**Set task:** Leaving out the pictures, retype all the material exactly.

**Data shown:**
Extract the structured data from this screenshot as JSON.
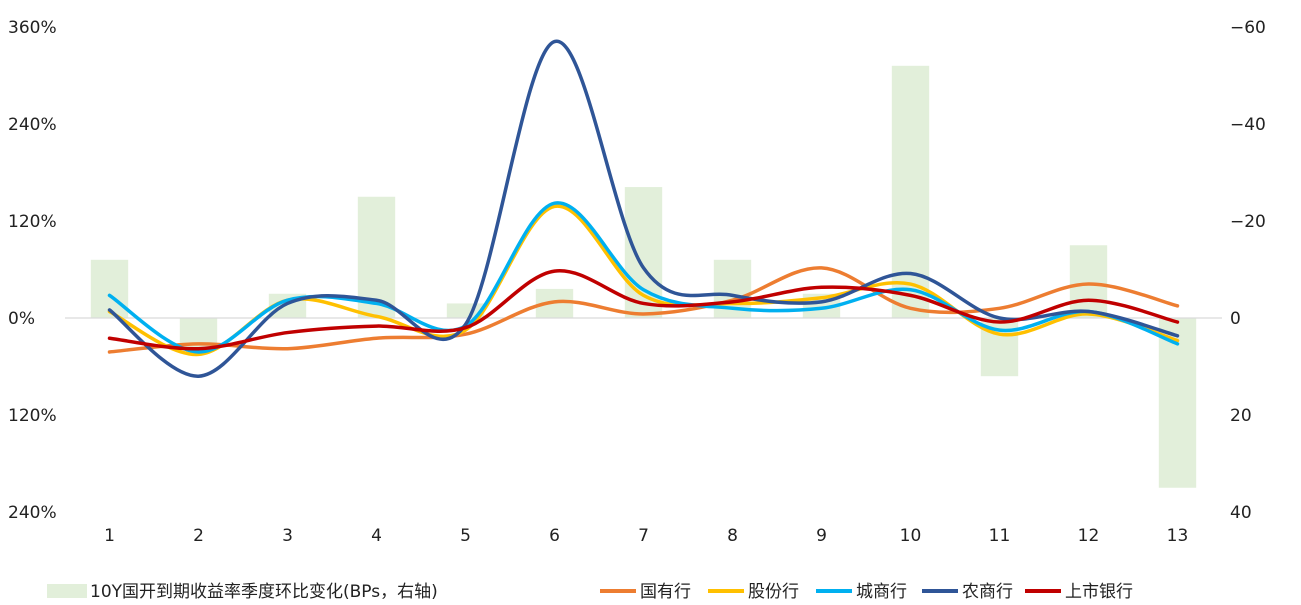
{
  "chart_data": {
    "type": "combo-bar-line",
    "title": "",
    "categories": [
      "1",
      "2",
      "3",
      "4",
      "5",
      "6",
      "7",
      "8",
      "9",
      "10",
      "11",
      "12",
      "13"
    ],
    "left_axis": {
      "range": [
        -240,
        360
      ],
      "ticks": [
        360,
        240,
        120,
        0,
        -120,
        -240
      ],
      "tick_labels": [
        "360%",
        "240%",
        "120%",
        "0%",
        "120%",
        "240%"
      ]
    },
    "right_axis": {
      "range": [
        40,
        -60
      ],
      "ticks": [
        -60,
        -40,
        -20,
        0,
        20,
        40
      ],
      "tick_labels": [
        "−60",
        "−40",
        "−20",
        "0",
        "20",
        "40"
      ]
    },
    "bar_series": {
      "name": "10Y国开到期收益率季度环比变化(BPs，右轴)",
      "color": "#e2efda",
      "values": [
        -12,
        6,
        -5,
        -25,
        -3,
        -6,
        -27,
        -12,
        -5,
        -52,
        12,
        -15,
        35
      ]
    },
    "line_series": [
      {
        "name": "国有行",
        "color": "#ed7d31",
        "values": [
          -42,
          -32,
          -38,
          -25,
          -20,
          20,
          5,
          22,
          62,
          12,
          12,
          42,
          15
        ]
      },
      {
        "name": "股份行",
        "color": "#ffc000",
        "values": [
          8,
          -45,
          22,
          2,
          -15,
          138,
          28,
          18,
          25,
          42,
          -20,
          5,
          -28
        ]
      },
      {
        "name": "城商行",
        "color": "#00b0f0",
        "values": [
          28,
          -42,
          22,
          18,
          -10,
          142,
          35,
          12,
          12,
          35,
          -15,
          8,
          -32
        ]
      },
      {
        "name": "农商行",
        "color": "#2f5597",
        "values": [
          10,
          -72,
          18,
          22,
          -8,
          342,
          62,
          28,
          20,
          55,
          0,
          8,
          -22
        ]
      },
      {
        "name": "上市银行",
        "color": "#c00000",
        "values": [
          -25,
          -38,
          -18,
          -10,
          -12,
          58,
          18,
          20,
          38,
          28,
          -5,
          22,
          -5
        ]
      }
    ],
    "legend_position": "bottom",
    "grid": false
  }
}
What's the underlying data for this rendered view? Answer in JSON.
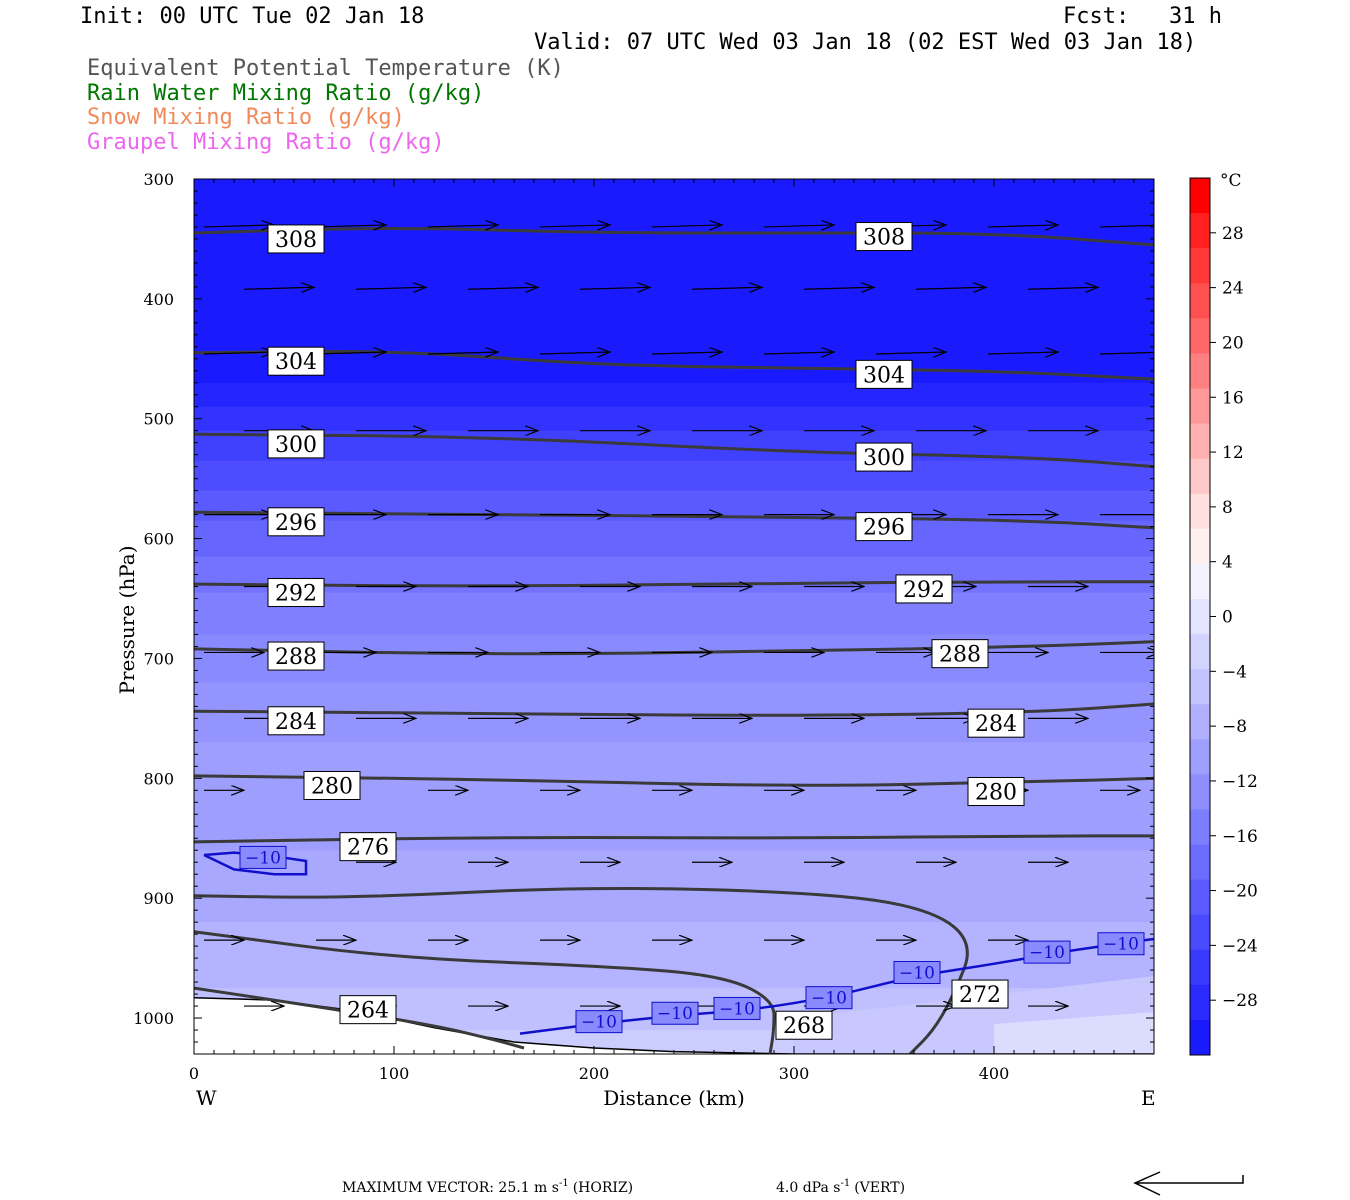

**Answer to the problem:**
Extract the structured data from this screenshot as JSON.
{
  "chart_data": {
    "type": "combo-bar-line",
    "title": "",
    "categories": [
      "1",
      "2",
      "3",
      "4",
      "5",
      "6",
      "7",
      "8",
      "9",
      "10",
      "11",
      "12",
      "13"
    ],
    "left_axis": {
      "range": [
        -240,
        360
      ],
      "ticks": [
        360,
        240,
        120,
        0,
        -120,
        -240
      ],
      "tick_labels": [
        "360%",
        "240%",
        "120%",
        "0%",
        "120%",
        "240%"
      ]
    },
    "right_axis": {
      "range": [
        40,
        -60
      ],
      "ticks": [
        -60,
        -40,
        -20,
        0,
        20,
        40
      ],
      "tick_labels": [
        "−60",
        "−40",
        "−20",
        "0",
        "20",
        "40"
      ]
    },
    "bar_series": {
      "name": "10Y国开到期收益率季度环比变化(BPs，右轴)",
      "color": "#e2efda",
      "values": [
        -12,
        6,
        -5,
        -25,
        -3,
        -6,
        -27,
        -12,
        -5,
        -52,
        12,
        -15,
        35
      ]
    },
    "line_series": [
      {
        "name": "国有行",
        "color": "#ed7d31",
        "values": [
          -42,
          -32,
          -38,
          -25,
          -20,
          20,
          5,
          22,
          62,
          12,
          12,
          42,
          15
        ]
      },
      {
        "name": "股份行",
        "color": "#ffc000",
        "values": [
          8,
          -45,
          22,
          2,
          -15,
          138,
          28,
          18,
          25,
          42,
          -20,
          5,
          -28
        ]
      },
      {
        "name": "城商行",
        "color": "#00b0f0",
        "values": [
          28,
          -42,
          22,
          18,
          -10,
          142,
          35,
          12,
          12,
          35,
          -15,
          8,
          -32
        ]
      },
      {
        "name": "农商行",
        "color": "#2f5597",
        "values": [
          10,
          -72,
          18,
          22,
          -8,
          342,
          62,
          28,
          20,
          55,
          0,
          8,
          -22
        ]
      },
      {
        "name": "上市银行",
        "color": "#c00000",
        "values": [
          -25,
          -38,
          -18,
          -10,
          -12,
          58,
          18,
          20,
          38,
          28,
          -5,
          22,
          -5
        ]
      }
    ],
    "legend_position": "bottom",
    "grid": false
  }
}
What's the underlying data for this rendered view? Answer in JSON.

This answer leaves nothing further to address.